• _Stated problem_
Reproduce all entries verbatim, with nothing added or dropped.

• _Listed records_
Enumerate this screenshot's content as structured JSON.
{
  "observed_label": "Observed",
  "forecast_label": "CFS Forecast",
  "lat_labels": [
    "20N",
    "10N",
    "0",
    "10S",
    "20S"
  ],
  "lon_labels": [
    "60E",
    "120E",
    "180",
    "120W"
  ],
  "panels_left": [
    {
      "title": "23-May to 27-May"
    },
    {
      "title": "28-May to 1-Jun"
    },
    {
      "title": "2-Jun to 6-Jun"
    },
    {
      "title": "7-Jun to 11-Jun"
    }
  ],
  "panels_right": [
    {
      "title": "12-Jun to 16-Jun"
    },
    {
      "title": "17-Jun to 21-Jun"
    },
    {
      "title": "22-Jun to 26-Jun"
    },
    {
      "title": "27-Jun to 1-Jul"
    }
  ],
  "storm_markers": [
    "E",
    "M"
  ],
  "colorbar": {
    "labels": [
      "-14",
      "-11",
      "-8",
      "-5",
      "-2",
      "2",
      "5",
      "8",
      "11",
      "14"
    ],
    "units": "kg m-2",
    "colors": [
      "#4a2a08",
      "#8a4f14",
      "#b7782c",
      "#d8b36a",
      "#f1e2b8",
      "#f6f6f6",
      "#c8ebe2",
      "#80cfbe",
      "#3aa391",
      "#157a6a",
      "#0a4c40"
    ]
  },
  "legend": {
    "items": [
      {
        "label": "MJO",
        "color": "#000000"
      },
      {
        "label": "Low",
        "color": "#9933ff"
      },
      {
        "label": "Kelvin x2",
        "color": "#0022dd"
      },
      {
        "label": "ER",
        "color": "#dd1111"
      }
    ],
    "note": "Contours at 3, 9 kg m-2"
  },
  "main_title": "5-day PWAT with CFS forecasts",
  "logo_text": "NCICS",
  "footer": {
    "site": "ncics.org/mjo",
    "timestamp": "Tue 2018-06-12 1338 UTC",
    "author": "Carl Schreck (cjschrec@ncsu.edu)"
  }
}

• _Correct answer_
Enumerate this screenshot's content as structured JSON.
{
  "observed_label": "Observed",
  "forecast_label": "CFS Forecast",
  "lat_labels": [
    "20N",
    "10N",
    "0",
    "10S",
    "20S"
  ],
  "lon_labels": [
    "60E",
    "120E",
    "180",
    "120W"
  ],
  "panels_left": [
    {
      "title": "23-May to 27-May"
    },
    {
      "title": "28-May to 1-Jun"
    },
    {
      "title": "2-Jun to 6-Jun"
    },
    {
      "title": "7-Jun to 11-Jun"
    }
  ],
  "panels_right": [
    {
      "title": "12-Jun to 16-Jun"
    },
    {
      "title": "17-Jun to 21-Jun"
    },
    {
      "title": "22-Jun to 26-Jun"
    },
    {
      "title": "27-Jun to 1-Jul"
    }
  ],
  "storm_markers": [
    "E",
    "M"
  ],
  "colorbar": {
    "labels": [
      "-14",
      "-11",
      "-8",
      "-5",
      "-2",
      "2",
      "5",
      "8",
      "11",
      "14"
    ],
    "units": "kg m-2",
    "colors": [
      "#4a2a08",
      "#8a4f14",
      "#b7782c",
      "#d8b36a",
      "#f1e2b8",
      "#f6f6f6",
      "#c8ebe2",
      "#80cfbe",
      "#3aa391",
      "#157a6a",
      "#0a4c40"
    ]
  },
  "legend": {
    "items": [
      {
        "label": "MJO",
        "color": "#000000"
      },
      {
        "label": "Low",
        "color": "#9933ff"
      },
      {
        "label": "Kelvin x2",
        "color": "#0022dd"
      },
      {
        "label": "ER",
        "color": "#dd1111"
      }
    ],
    "note": "Contours at 3, 9 kg m-2"
  },
  "main_title": "5-day PWAT with CFS forecasts",
  "logo_text": "NCICS",
  "footer": {
    "site": "ncics.org/mjo",
    "timestamp": "Tue 2018-06-12 1338 UTC",
    "author": "Carl Schreck (cjschrec@ncsu.edu)"
  }
}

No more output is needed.